### Given information
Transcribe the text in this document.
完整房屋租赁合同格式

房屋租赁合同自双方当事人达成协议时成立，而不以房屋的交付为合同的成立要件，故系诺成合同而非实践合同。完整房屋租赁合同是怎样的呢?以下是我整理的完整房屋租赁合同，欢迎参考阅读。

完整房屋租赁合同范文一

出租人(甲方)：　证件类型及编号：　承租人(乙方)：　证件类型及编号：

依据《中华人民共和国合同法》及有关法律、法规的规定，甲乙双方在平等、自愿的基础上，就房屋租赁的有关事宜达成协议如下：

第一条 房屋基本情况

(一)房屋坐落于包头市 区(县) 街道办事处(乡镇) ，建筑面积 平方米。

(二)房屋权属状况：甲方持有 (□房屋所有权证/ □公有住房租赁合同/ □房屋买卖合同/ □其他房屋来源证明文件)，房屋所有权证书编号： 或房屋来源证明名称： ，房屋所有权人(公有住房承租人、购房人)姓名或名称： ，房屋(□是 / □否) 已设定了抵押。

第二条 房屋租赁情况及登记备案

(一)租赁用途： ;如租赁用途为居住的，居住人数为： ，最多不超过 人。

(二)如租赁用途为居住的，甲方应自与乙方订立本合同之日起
==
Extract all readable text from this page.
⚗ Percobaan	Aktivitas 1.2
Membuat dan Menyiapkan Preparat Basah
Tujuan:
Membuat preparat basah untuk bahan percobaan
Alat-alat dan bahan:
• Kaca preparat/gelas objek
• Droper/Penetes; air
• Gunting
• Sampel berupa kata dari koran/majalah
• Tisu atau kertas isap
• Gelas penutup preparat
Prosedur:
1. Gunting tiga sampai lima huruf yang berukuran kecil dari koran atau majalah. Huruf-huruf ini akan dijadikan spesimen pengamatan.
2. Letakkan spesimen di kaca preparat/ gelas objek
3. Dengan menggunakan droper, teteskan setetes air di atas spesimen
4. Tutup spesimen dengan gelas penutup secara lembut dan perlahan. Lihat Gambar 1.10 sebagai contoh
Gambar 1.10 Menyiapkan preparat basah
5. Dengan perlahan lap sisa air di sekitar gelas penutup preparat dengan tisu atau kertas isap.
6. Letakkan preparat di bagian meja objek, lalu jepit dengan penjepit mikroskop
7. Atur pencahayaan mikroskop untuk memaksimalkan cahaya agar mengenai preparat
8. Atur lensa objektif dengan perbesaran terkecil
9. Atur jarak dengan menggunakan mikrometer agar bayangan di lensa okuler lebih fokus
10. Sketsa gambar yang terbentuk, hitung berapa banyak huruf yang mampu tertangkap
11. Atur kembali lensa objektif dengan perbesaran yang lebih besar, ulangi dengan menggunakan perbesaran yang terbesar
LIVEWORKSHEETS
...
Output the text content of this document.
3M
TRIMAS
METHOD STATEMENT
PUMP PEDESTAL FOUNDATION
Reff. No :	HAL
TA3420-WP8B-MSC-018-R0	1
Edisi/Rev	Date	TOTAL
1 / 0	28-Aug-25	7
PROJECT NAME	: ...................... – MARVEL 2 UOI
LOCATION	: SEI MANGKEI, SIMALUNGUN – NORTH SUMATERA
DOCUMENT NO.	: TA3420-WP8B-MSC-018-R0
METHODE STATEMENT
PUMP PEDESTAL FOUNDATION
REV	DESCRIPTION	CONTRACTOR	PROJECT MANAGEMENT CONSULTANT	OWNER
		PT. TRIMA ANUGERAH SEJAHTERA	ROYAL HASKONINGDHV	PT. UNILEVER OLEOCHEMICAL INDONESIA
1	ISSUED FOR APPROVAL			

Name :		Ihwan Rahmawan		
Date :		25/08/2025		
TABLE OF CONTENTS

### Task directions
Pick out the lines that include the word "perlahan" and write them out.

### Answer
4. Tutup spesimen dengan gelas penutup secara lembut dan perlahan. Lihat Gambar 1.10 sebagai contoh
5. Dengan perlahan lap sisa air di sekitar gelas penutup preparat dengan tisu atau kertas isap.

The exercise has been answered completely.